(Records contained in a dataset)
^^^^^^^^^^^^^^^^

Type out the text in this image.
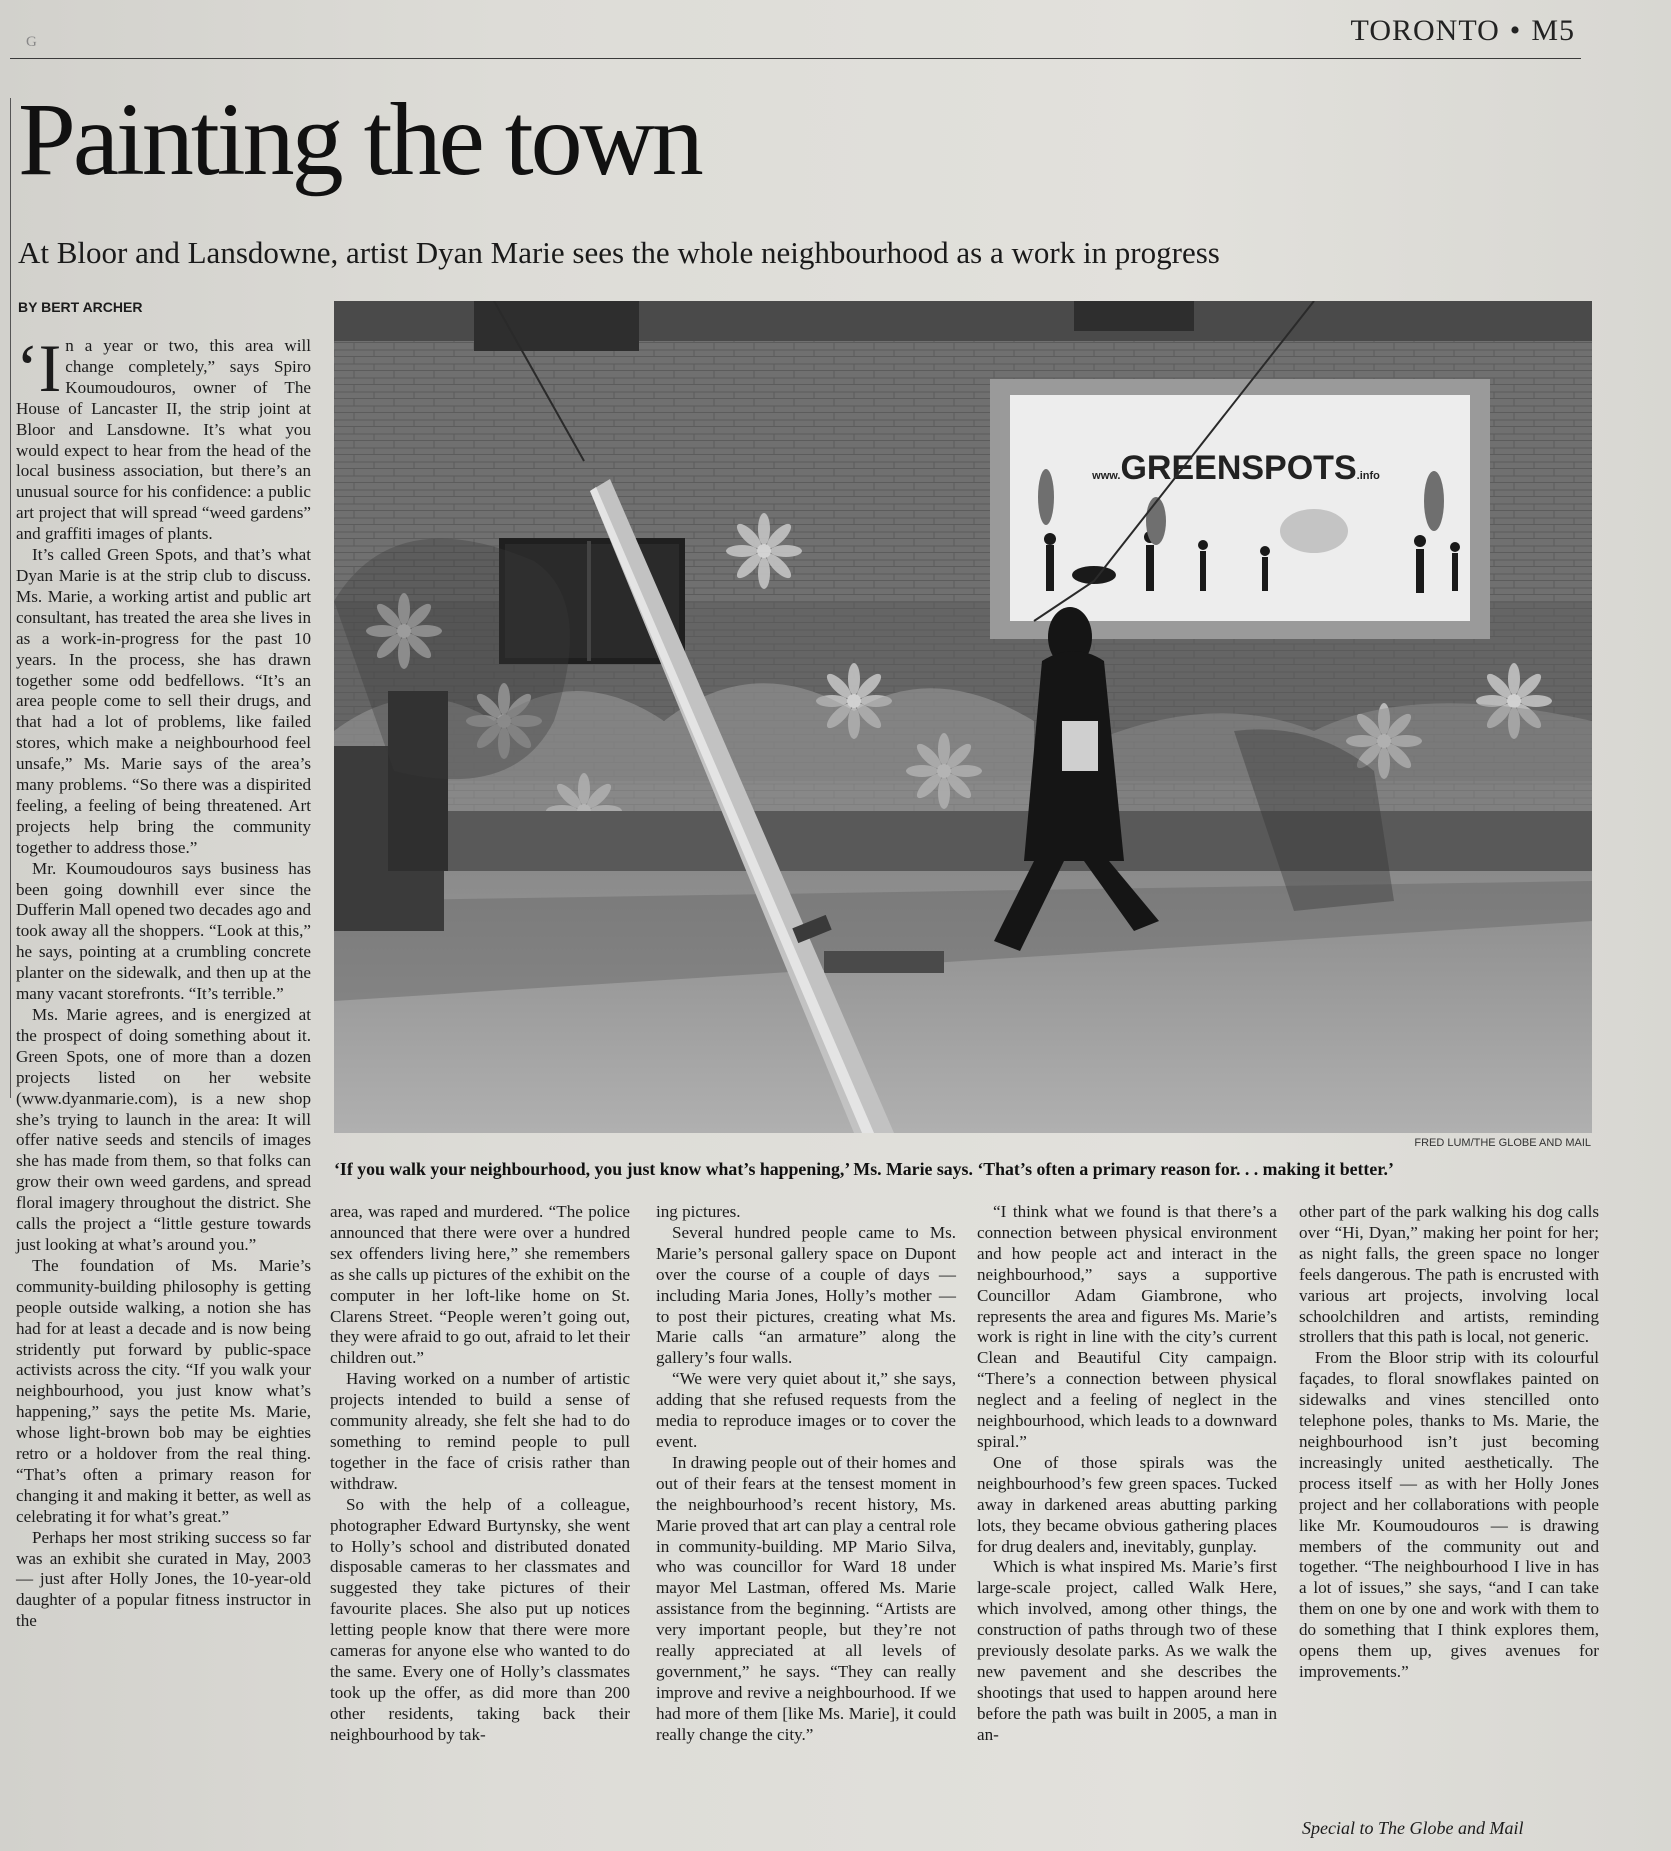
G	TORONTO • M5
Painting the town
At Bloor and Lansdowne, artist Dyan Marie sees the whole neighbourhood as a work in progress
BY BERT ARCHER

‘In a year or two, this area will change completely,” says Spiro Koumoudouros, owner of The House of Lancaster II, the strip joint at Bloor and Lansdowne. It’s what you would expect to hear from the head of the local business association, but there’s an unusual source for his confidence: a public art project that will spread “weed gardens” and graffiti images of plants.

It’s called Green Spots, and that’s what Dyan Marie is at the strip club to discuss. Ms. Marie, a working artist and public art consultant, has treated the area she lives in as a work-in-progress for the past 10 years. In the process, she has drawn together some odd bedfellows. “It’s an area people come to sell their drugs, and that had a lot of problems, like failed stores, which make a neighbourhood feel unsafe,” Ms. Marie says of the area’s many problems. “So there was a dispirited feeling, a feeling of being threatened. Art projects help bring the community together to address those.”

Mr. Koumoudouros says business has been going downhill ever since the Dufferin Mall opened two decades ago and took away all the shoppers. “Look at this,” he says, pointing at a crumbling concrete planter on the sidewalk, and then up at the many vacant storefronts. “It’s terrible.”

Ms. Marie agrees, and is energized at the prospect of doing something about it. Green Spots, one of more than a dozen projects listed on her website (www.dyanmarie.com), is a new shop she’s trying to launch in the area: It will offer native seeds and stencils of images she has made from them, so that folks can grow their own weed gardens, and spread floral imagery throughout the district. She calls the project a “little gesture towards just looking at what’s around you.”

The foundation of Ms. Marie’s community-building philosophy is getting people outside walking, a notion she has had for at least a decade and is now being stridently put forward by public-space activists across the city. “If you walk your neighbourhood, you just know what’s happening,” says the petite Ms. Marie, whose light-brown bob may be eighties retro or a holdover from the real thing. “That’s often a primary reason for changing it and making it better, as well as celebrating it for what’s great.”

Perhaps her most striking success so far was an exhibit she curated in May, 2003 — just after Holly Jones, the 10-year-old daughter of a popular fitness instructor in the

www.GREENSPOTS.info
FRED LUM/THE GLOBE AND MAIL
‘If you walk your neighbourhood, you just know what’s happening,’ Ms. Marie says. ‘That’s often a primary reason for. . . making it better.’

area, was raped and murdered. “The police announced that there were over a hundred sex offenders living here,” she remembers as she calls up pictures of the exhibit on the computer in her loft-like home on St. Clarens Street. “People weren’t going out, they were afraid to go out, afraid to let their children out.”

Having worked on a number of artistic projects intended to build a sense of community already, she felt she had to do something to remind people to pull together in the face of crisis rather than withdraw.

So with the help of a colleague, photographer Edward Burtynsky, she went to Holly’s school and distributed donated disposable cameras to her classmates and suggested they take pictures of their favourite places. She also put up notices letting people know that there were more cameras for anyone else who wanted to do the same. Every one of Holly’s classmates took up the offer, as did more than 200 other residents, taking back their neighbourhood by tak-

ing pictures.

Several hundred people came to Ms. Marie’s personal gallery space on Dupont over the course of a couple of days — including Maria Jones, Holly’s mother — to post their pictures, creating what Ms. Marie calls “an armature” along the gallery’s four walls.

“We were very quiet about it,” she says, adding that she refused requests from the media to reproduce images or to cover the event.

In drawing people out of their homes and out of their fears at the tensest moment in the neighbourhood’s recent history, Ms. Marie proved that art can play a central role in community-building. MP Mario Silva, who was councillor for Ward 18 under mayor Mel Lastman, offered Ms. Marie assistance from the beginning. “Artists are very important people, but they’re not really appreciated at all levels of government,” he says. “They can really improve and revive a neighbourhood. If we had more of them [like Ms. Marie], it could really change the city.”

“I think what we found is that there’s a connection between physical environment and how people act and interact in the neighbourhood,” says a supportive Councillor Adam Giambrone, who represents the area and figures Ms. Marie’s work is right in line with the city’s current Clean and Beautiful City campaign. “There’s a connection between physical neglect and a feeling of neglect in the neighbourhood, which leads to a downward spiral.”

One of those spirals was the neighbourhood’s few green spaces. Tucked away in darkened areas abutting parking lots, they became obvious gathering places for drug dealers and, inevitably, gunplay.

Which is what inspired Ms. Marie’s first large-scale project, called Walk Here, which involved, among other things, the construction of paths through two of these previously desolate parks. As we walk the new pavement and she describes the shootings that used to happen around here before the path was built in 2005, a man in an-

other part of the park walking his dog calls over “Hi, Dyan,” making her point for her; as night falls, the green space no longer feels dangerous. The path is encrusted with various art projects, involving local schoolchildren and artists, reminding strollers that this path is local, not generic.

From the Bloor strip with its colourful façades, to floral snowflakes painted on sidewalks and vines stencilled onto telephone poles, thanks to Ms. Marie, the neighbourhood isn’t just becoming increasingly united aesthetically. The process itself — as with her Holly Jones project and her collaborations with people like Mr. Koumoudouros — is drawing members of the community out and together. “The neighbourhood I live in has a lot of issues,” she says, “and I can take them on one by one and work with them to do something that I think explores them, opens them up, gives avenues for improvements.”

Special to The Globe and Mail
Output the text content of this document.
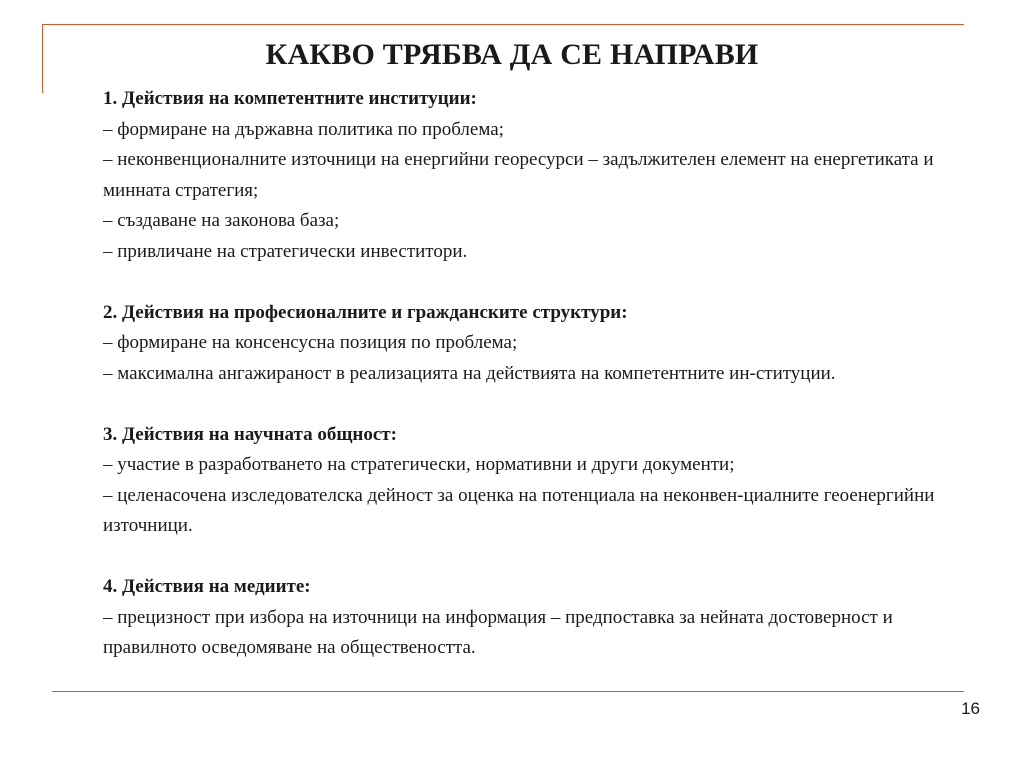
КАКВО ТРЯБВА ДА СЕ НАПРАВИ
1. Действия на компетентните институции:
– формиране на държавна политика по проблема;
– неконвенционалните източници на енергийни георесурси – задължителен елемент на енергетиката и минната стратегия;
– създаване на законова база;
– привличане на стратегически инвеститори.
2. Действия на професионалните и гражданските структури:
– формиране на консенсусна позиция по проблема;
– максимална ангажираност в реализацията на действията на компетентните ин-ституции.
3. Действия на научната общност:
– участие в разработването на стратегически, нормативни и други документи;
– целенасочена изследователска дейност за оценка на потенциала на неконвен-циалните геоенергийни източници.
4. Действия на медиите:
– прецизност при избора на източници на информация – предпоставка за нейната достоверност и правилното осведомяване на обществеността.
16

^^^^^^^^^^^^^^^^

What the task asks
Return all lines containing the word "стратегически".

Task answer
– привличане на стратегически инвеститори.
– участие в разработването на стратегически, нормативни и други документи;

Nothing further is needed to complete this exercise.